- [INPUT DATA]
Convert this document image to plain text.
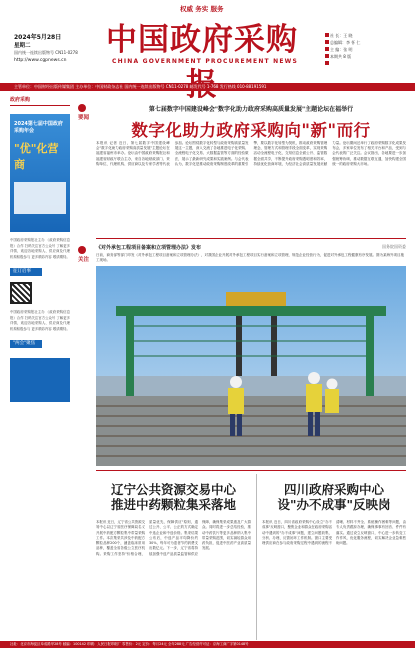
权威 务实 服务
2024年5月28日
星期二
国内统一连续出版物号 CN11-0278
http://www.cgpnews.cn
中国政府采购
CHINA GOVERNMENT PROCUREMENT NEWS
社 长：王 晓
总编辑：李 怀 仁
主 编：张 明
本期共 8 版
主管单位：中国财经出版传媒集团 主办单位：中国财政杂志社 国内统一连续出版物号 CN11-0278 邮发代号 1-768 发行热线 010-88191591
政府采购
2024第七届中国政府采购年会
"优"化营商
中国政府采购报社主办 《政府采购信息报》合作 扫码关注官方公众号 了解更多详情，欢迎各地采购人、供应商及代理机构积极参与 更多精彩内容 敬请期待。
征订启事
中国政府采购报社主办 《政府采购信息报》合作 扫码关注官方公众号 了解更多详情，欢迎各地采购人、供应商及代理机构积极参与 更多精彩内容 敬请期待。
"两会"聚焦
要闻
关注
第七届数字中国建设峰会"数字化助力政府采购高质量发展"主题论坛在福举行
数字化助力政府采购向"新"而行
本报讯 记者 近日，第七届数字中国建设峰会"数字化助力政府采购高质量发展"主题论坛在福建省福州市举办。论坛由中国政府采购报社和福建省财政厅联合主办，来自各地财政部门、采购单位、代理机构、供应商以及专家学者等代表参加。论坛围绕数字化转型与政府采购高质量发展这一主题，深入交流了各地推进电子化采购、全流程电子化交易、大数据监管等方面的经验做法，展示了最新研究成果和实践案例。与会代表认为，数字化是推动政府采购制度改革的重要引擎，要以数字化转型为契机，推动政府采购管理理念、管理方式和管理手段全面变革，实现采购活动全流程电子化、交易信息全面公开、监管数据全面共享，不断提升政府采购透明度和效率，持续优化营商环境，为经济社会高质量发展贡献力量。论坛期间还举行了政府采购数字化成果发布会，多家单位发布了相关平台和产品，受到与会代表的广泛关注。会议指出，各地要进一步加强统筹协调，推动数据互联互通，加快构建全国统一的政府采购大市场。
《对外承包工程项目备案和立项管理办法》发布	国务院国资委
日前，商务部等部门印发《对外承包工程项目备案和立项管理办法》，对我国企业开展对外承包工程项目实行备案和立项管理，规范企业经营行为，促进对外承包工程健康有序发展。图为某海外项目施工现场。
辽宁公共资源交易中心
推进中药颗粒集采落地
本报讯 近日，辽宁省公共资源交易中心以辽宁省医疗保障局名义开展中药配方颗粒集中带量采购工作。本次集采共涉及中药配方颗粒品种200个，涵盖临床常用品种，覆盖全省各级公立医疗机构。采购工作坚持"价格合理、质量优先、保障供应"原则，通过公开、公平、公正的方式确定中选企业和中选价格。集采结果公布后，中选产品平均降价约30%，每年可为患者节约药费支出数亿元。下一步，辽宁省将持续加强中选产品质量监管和供应保障，确保集采成果惠及广大群众。同时将进一步总结经验，推动中药饮片等更多品种纳入集中带量采购范围，切实减轻群众用药负担，促进中医药产业高质量发展。
四川政府采购中心
设"办不成事"反映岗
本报讯 近日，四川省政府采购中心设立"办不成事"反映窗口，聚焦企业和群众在政府采购活动中遇到的"办不成事"问题，建立问题收集、分析、办理、反馈闭环工作机制。窗口主要受理供应商在参与政府采购过程中遇到的流程不清晰、材料不齐全、系统操作困难等问题，由专人负责跟踪办理，确保事事有回音、件件有落实。通过设立反映窗口，中心进一步转变工作作风，优化服务流程，切实解决企业急难愁盼问题。
社址：北京市海淀区阜成路甲28号 邮编：100142 印刷：人民日报印刷厂 零售价：2元 定价：每月24元 全年288元 广告经营许可证：京海工商广字第0148号
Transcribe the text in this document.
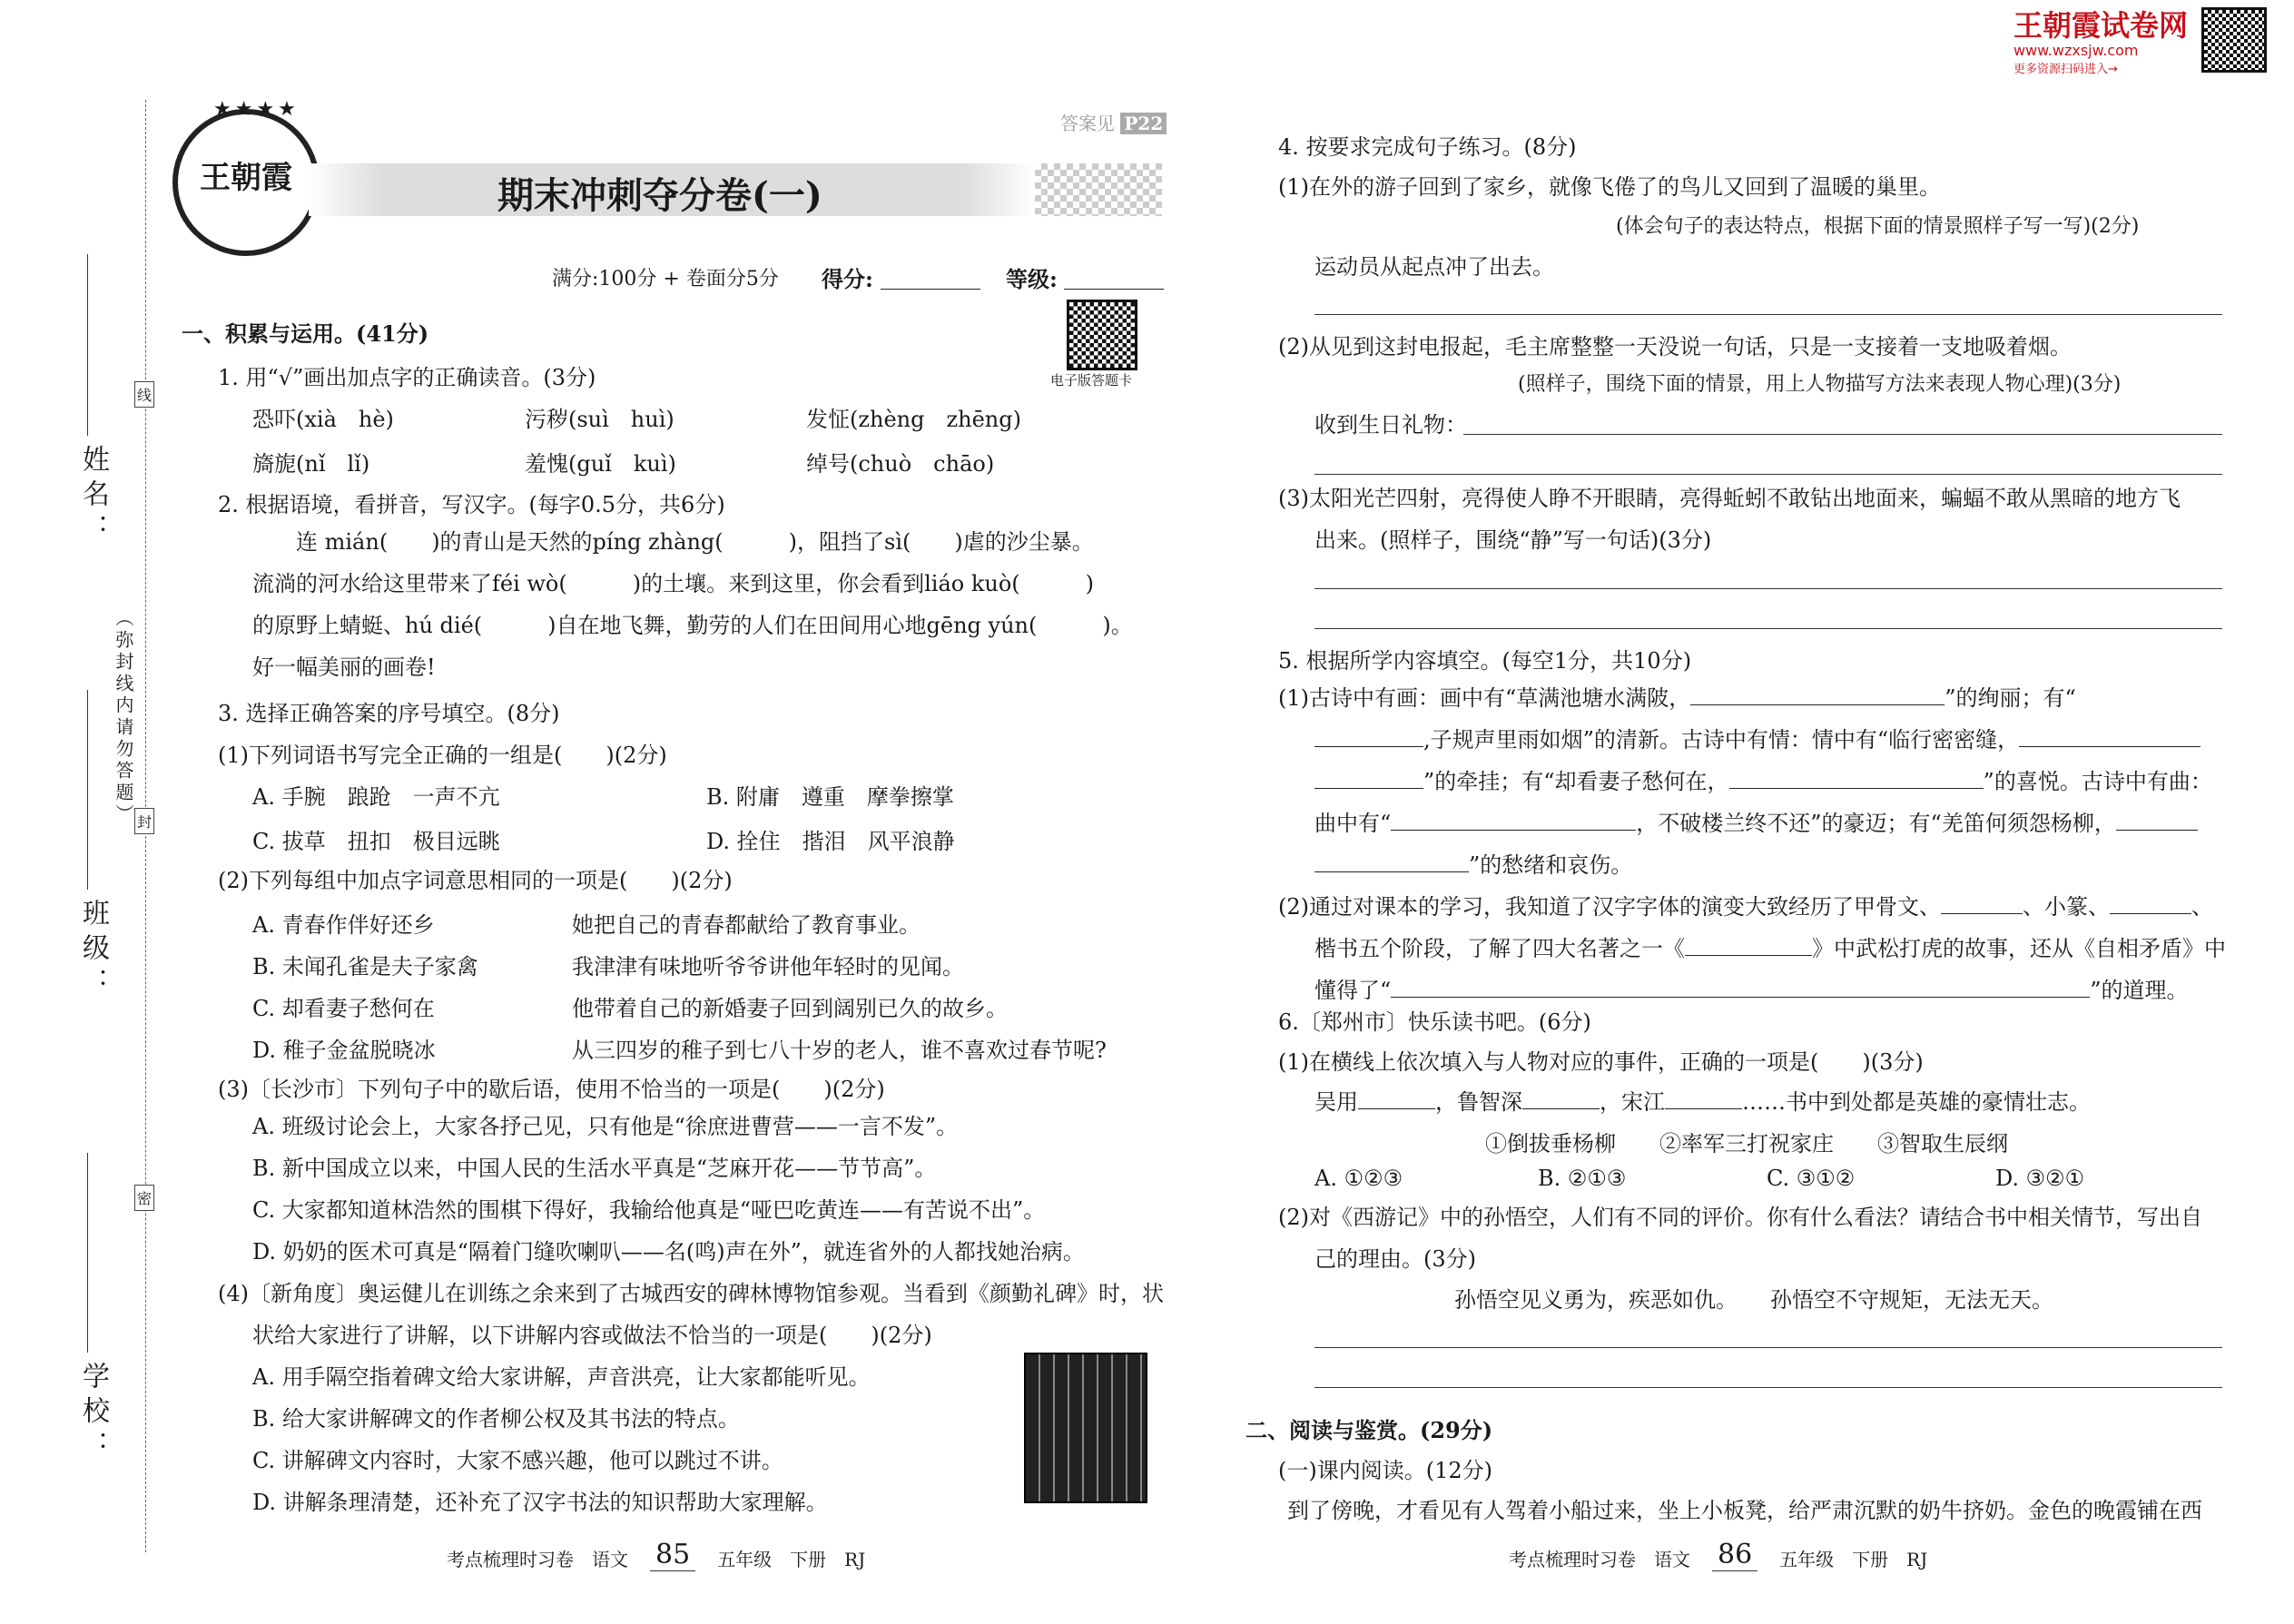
王朝霞试卷网
www.wzxsjw.com
更多资源扫码进入→
姓名：
班级：
学校：
（弥封线内请勿答题）
线
封
密
王朝霞
★★★★
答案见 P22
期末冲刺夺分卷(一)
满分:100分 + 卷面分5分 得分:	等级:
电子版答题卡
一、积累与运用。(41分)
1. 用“√”画出加点字的正确读音。(3分)
恐吓(xià　hè)	污秽(suì　huì)	发怔(zhèng　zhēng)
旖旎(nǐ　lǐ)	羞愧(guǐ　kuì)	绰号(chuò　chāo)
2. 根据语境，看拼音，写汉字。(每字0.5分，共6分)
连 mián(　　)的青山是天然的píng zhàng(　　　)，阻挡了sì(　　)虐的沙尘暴。
流淌的河水给这里带来了féi wò(　　　)的土壤。来到这里，你会看到liáo kuò(　　　)
的原野上蜻蜓、hú dié(　　　)自在地飞舞，勤劳的人们在田间用心地gēng yún(　　　)。
好一幅美丽的画卷!
3. 选择正确答案的序号填空。(8分)
(1)下列词语书写完全正确的一组是(　　)(2分)
A. 手腕　踉跄　一声不亢	B. 附庸　遵重　摩拳擦掌
C. 拔草　扭扣　极目远眺	D. 拴住　揩泪　风平浪静
(2)下列每组中加点字词意思相同的一项是(　　)(2分)
A. 青春作伴好还乡	她把自己的青春都献给了教育事业。
B. 未闻孔雀是夫子家禽	我津津有味地听爷爷讲他年轻时的见闻。
C. 却看妻子愁何在	他带着自己的新婚妻子回到阔别已久的故乡。
D. 稚子金盆脱晓冰	从三四岁的稚子到七八十岁的老人，谁不喜欢过春节呢?
(3)〔长沙市〕下列句子中的歇后语，使用不恰当的一项是(　　)(2分)
A. 班级讨论会上，大家各抒己见，只有他是“徐庶进曹营——一言不发”。
B. 新中国成立以来，中国人民的生活水平真是“芝麻开花——节节高”。
C. 大家都知道林浩然的围棋下得好，我输给他真是“哑巴吃黄连——有苦说不出”。
D. 奶奶的医术可真是“隔着门缝吹喇叭——名(鸣)声在外”，就连省外的人都找她治病。
(4)〔新角度〕奥运健儿在训练之余来到了古城西安的碑林博物馆参观。当看到《颜勤礼碑》时，状
状给大家进行了讲解，以下讲解内容或做法不恰当的一项是(　　)(2分)
A. 用手隔空指着碑文给大家讲解，声音洪亮，让大家都能听见。
B. 给大家讲解碑文的作者柳公权及其书法的特点。
C. 讲解碑文内容时，大家不感兴趣，他可以跳过不讲。
D. 讲解条理清楚，还补充了汉字书法的知识帮助大家理解。
考点梳理时习卷　语文 85	五年级　下册　RJ
4. 按要求完成句子练习。(8分)
(1)在外的游子回到了家乡，就像飞倦了的鸟儿又回到了温暖的巢里。
(体会句子的表达特点，根据下面的情景照样子写一写)(2分)
运动员从起点冲了出去。
(2)从见到这封电报起，毛主席整整一天没说一句话，只是一支接着一支地吸着烟。
(照样子，围绕下面的情景，用上人物描写方法来表现人物心理)(3分)
收到生日礼物：
(3)太阳光芒四射，亮得使人睁不开眼睛，亮得蚯蚓不敢钻出地面来，蝙蝠不敢从黑暗的地方飞
出来。(照样子，围绕“静”写一句话)(3分)
5. 根据所学内容填空。(每空1分，共10分)
(1)古诗中有画：画中有“草满池塘水满陂，	”的绚丽；有“
,子规声里雨如烟”的清新。古诗中有情：情中有“临行密密缝，
”的牵挂；有“却看妻子愁何在，	”的喜悦。古诗中有曲：
曲中有“	，不破楼兰终不还”的豪迈；有“羌笛何须怨杨柳，
”的愁绪和哀伤。
(2)通过对课本的学习，我知道了汉字字体的演变大致经历了甲骨文、	、小篆、	、
楷书五个阶段，了解了四大名著之一《	》中武松打虎的故事，还从《自相矛盾》中
懂得了“	”的道理。
6.〔郑州市〕快乐读书吧。(6分)
(1)在横线上依次填入与人物对应的事件，正确的一项是(　　)(3分)
吴用	，鲁智深	，宋江	……书中到处都是英雄的豪情壮志。
①倒拔垂杨柳　　②率军三打祝家庄　　③智取生辰纲
A. ①②③	B. ②①③	C. ③①②	D. ③②①
(2)对《西游记》中的孙悟空，人们有不同的评价。你有什么看法？请结合书中相关情节，写出自
己的理由。(3分)
孙悟空见义勇为，疾恶如仇。　　孙悟空不守规矩，无法无天。
二、阅读与鉴赏。(29分)
(一)课内阅读。(12分)
到了傍晚，才看见有人驾着小船过来，坐上小板凳，给严肃沉默的奶牛挤奶。金色的晚霞铺在西
考点梳理时习卷　语文 86	五年级　下册　RJ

- [DO THIS]
Scan the material above for the word "国内统一连续出版物号". Copy each line where it occurs.

- [TASK ANSWER]
国内统一连续出版物号 CN11-0278
主管单位：中国财经出版传媒集团 主办单位：中国财政杂志社 国内统一连续出版物号 CN11-0278 邮发代号 1-768 发行热线 010-88191591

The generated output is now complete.